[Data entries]
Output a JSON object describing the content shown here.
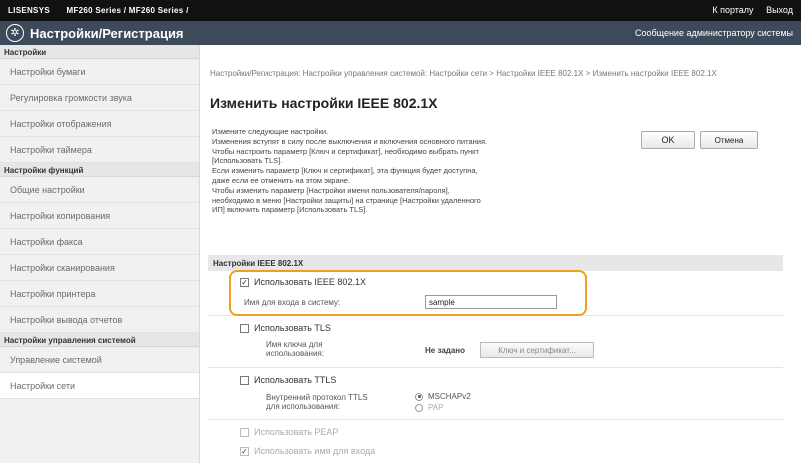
{
  "topbar": {
    "brand": "LISENSYS",
    "model": "MF260 Series / MF260 Series /",
    "portal_link": "К порталу",
    "logout_link": "Выход"
  },
  "header": {
    "title": "Настройки/Регистрация",
    "admin_message": "Сообщение администратору системы",
    "logo_icon": "settings-gear-icon"
  },
  "sidebar": {
    "groups": [
      {
        "heading": "Настройки",
        "items": [
          "Настройки бумаги",
          "Регулировка громкости звука",
          "Настройки отображения",
          "Настройки таймера"
        ]
      },
      {
        "heading": "Настройки функций",
        "items": [
          "Общие настройки",
          "Настройки копирования",
          "Настройки факса",
          "Настройки сканирования",
          "Настройки принтера",
          "Настройки вывода отчетов"
        ]
      },
      {
        "heading": "Настройки управления системой",
        "items": [
          "Управление системой",
          "Настройки сети"
        ]
      }
    ],
    "active_item": "Настройки сети"
  },
  "main": {
    "breadcrumb": "Настройки/Регистрация: Настройки управления системой: Настройки сети > Настройки IEEE 802.1X > Изменить настройки IEEE 802.1X",
    "title": "Изменить настройки IEEE 802.1X",
    "description": [
      "Измените следующие настройки.",
      "Изменения вступят в силу после выключения и включения основного питания.",
      "Чтобы настроить параметр [Ключ и сертификат], необходимо выбрать пункт",
      "[Использовать TLS].",
      "Если изменить параметр [Ключ и сертификат], эта функция будет доступна,",
      "даже если ее отменить на этом экране.",
      "Чтобы изменить параметр [Настройки имени пользователя/пароля],",
      "необходимо в меню [Настройки защиты] на странице [Настройки удаленного",
      "ИП] включить параметр [Использовать TLS]."
    ],
    "ok_button": "OK",
    "cancel_button": "Отмена",
    "section_heading": "Настройки IEEE 802.1X",
    "use_ieee": {
      "label": "Использовать IEEE 802.1X",
      "checked": true
    },
    "login_name": {
      "label": "Имя для входа в систему:",
      "value": "sample"
    },
    "use_tls": {
      "label": "Использовать TLS",
      "checked": false
    },
    "key_name": {
      "label_line1": "Имя ключа для",
      "label_line2": "использования:",
      "value": "Не задано",
      "button": "Ключ и сертификат..."
    },
    "use_ttls": {
      "label": "Использовать TTLS",
      "checked": false
    },
    "ttls_protocol": {
      "label_line1": "Внутренний протокол TTLS",
      "label_line2": "для использования:",
      "options": [
        "MSCHAPv2",
        "PAP"
      ],
      "selected": "MSCHAPv2"
    },
    "use_peap": {
      "label": "Использовать PEAP",
      "checked": false
    },
    "use_login_name": {
      "label": "Использовать имя для входа",
      "checked": true
    }
  }
}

• [WORK TO DO]:
Reply with one number only: how many lines of the listing hold "использования"?

• [OUTPUT FOR THIS EXERCISE]:
2